** BEGIN **

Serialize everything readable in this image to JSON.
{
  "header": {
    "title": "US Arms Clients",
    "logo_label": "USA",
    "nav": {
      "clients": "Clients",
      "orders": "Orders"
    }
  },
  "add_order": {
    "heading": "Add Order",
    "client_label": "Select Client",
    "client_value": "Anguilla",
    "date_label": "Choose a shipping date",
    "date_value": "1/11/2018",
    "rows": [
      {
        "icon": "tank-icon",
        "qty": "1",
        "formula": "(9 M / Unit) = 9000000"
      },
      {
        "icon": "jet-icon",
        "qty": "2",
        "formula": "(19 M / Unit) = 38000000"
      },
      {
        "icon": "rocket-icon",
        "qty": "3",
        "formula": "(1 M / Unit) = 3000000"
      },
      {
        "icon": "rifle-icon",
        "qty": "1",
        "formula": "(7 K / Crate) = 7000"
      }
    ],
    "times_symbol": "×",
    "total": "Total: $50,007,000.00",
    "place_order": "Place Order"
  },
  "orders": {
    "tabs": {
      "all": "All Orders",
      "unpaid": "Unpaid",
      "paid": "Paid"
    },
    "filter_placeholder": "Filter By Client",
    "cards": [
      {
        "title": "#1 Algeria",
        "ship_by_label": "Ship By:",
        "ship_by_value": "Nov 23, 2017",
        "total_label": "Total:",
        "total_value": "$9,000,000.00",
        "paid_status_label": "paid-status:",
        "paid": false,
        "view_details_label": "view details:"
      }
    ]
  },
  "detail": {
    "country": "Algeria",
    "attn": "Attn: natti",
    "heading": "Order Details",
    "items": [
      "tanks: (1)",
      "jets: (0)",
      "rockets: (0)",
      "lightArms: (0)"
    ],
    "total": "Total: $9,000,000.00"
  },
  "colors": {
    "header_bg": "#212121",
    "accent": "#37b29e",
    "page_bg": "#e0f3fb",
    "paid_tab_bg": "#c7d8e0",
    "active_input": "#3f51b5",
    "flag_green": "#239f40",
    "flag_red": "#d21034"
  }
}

** END **

◆ Your objective:
Write each line above out exactly.

◆ Solved exercise:
Serialize everything readable in this image to JSON.
{
  "header": {
    "title": "US Arms Clients",
    "logo_label": "USA",
    "nav": {
      "clients": "Clients",
      "orders": "Orders"
    }
  },
  "add_order": {
    "heading": "Add Order",
    "client_label": "Select Client",
    "client_value": "Anguilla",
    "date_label": "Choose a shipping date",
    "date_value": "1/11/2018",
    "rows": [
      {
        "icon": "tank-icon",
        "qty": "1",
        "formula": "(9 M / Unit) = 9000000"
      },
      {
        "icon": "jet-icon",
        "qty": "2",
        "formula": "(19 M / Unit) = 38000000"
      },
      {
        "icon": "rocket-icon",
        "qty": "3",
        "formula": "(1 M / Unit) = 3000000"
      },
      {
        "icon": "rifle-icon",
        "qty": "1",
        "formula": "(7 K / Crate) = 7000"
      }
    ],
    "times_symbol": "×",
    "total": "Total: $50,007,000.00",
    "place_order": "Place Order"
  },
  "orders": {
    "tabs": {
      "all": "All Orders",
      "unpaid": "Unpaid",
      "paid": "Paid"
    },
    "filter_placeholder": "Filter By Client",
    "cards": [
      {
        "title": "#1 Algeria",
        "ship_by_label": "Ship By:",
        "ship_by_value": "Nov 23, 2017",
        "total_label": "Total:",
        "total_value": "$9,000,000.00",
        "paid_status_label": "paid-status:",
        "paid": false,
        "view_details_label": "view details:"
      }
    ]
  },
  "detail": {
    "country": "Algeria",
    "attn": "Attn: natti",
    "heading": "Order Details",
    "items": [
      "tanks: (1)",
      "jets: (0)",
      "rockets: (0)",
      "lightArms: (0)"
    ],
    "total": "Total: $9,000,000.00"
  },
  "colors": {
    "header_bg": "#212121",
    "accent": "#37b29e",
    "page_bg": "#e0f3fb",
    "paid_tab_bg": "#c7d8e0",
    "active_input": "#3f51b5",
    "flag_green": "#239f40",
    "flag_red": "#d21034"
  }
}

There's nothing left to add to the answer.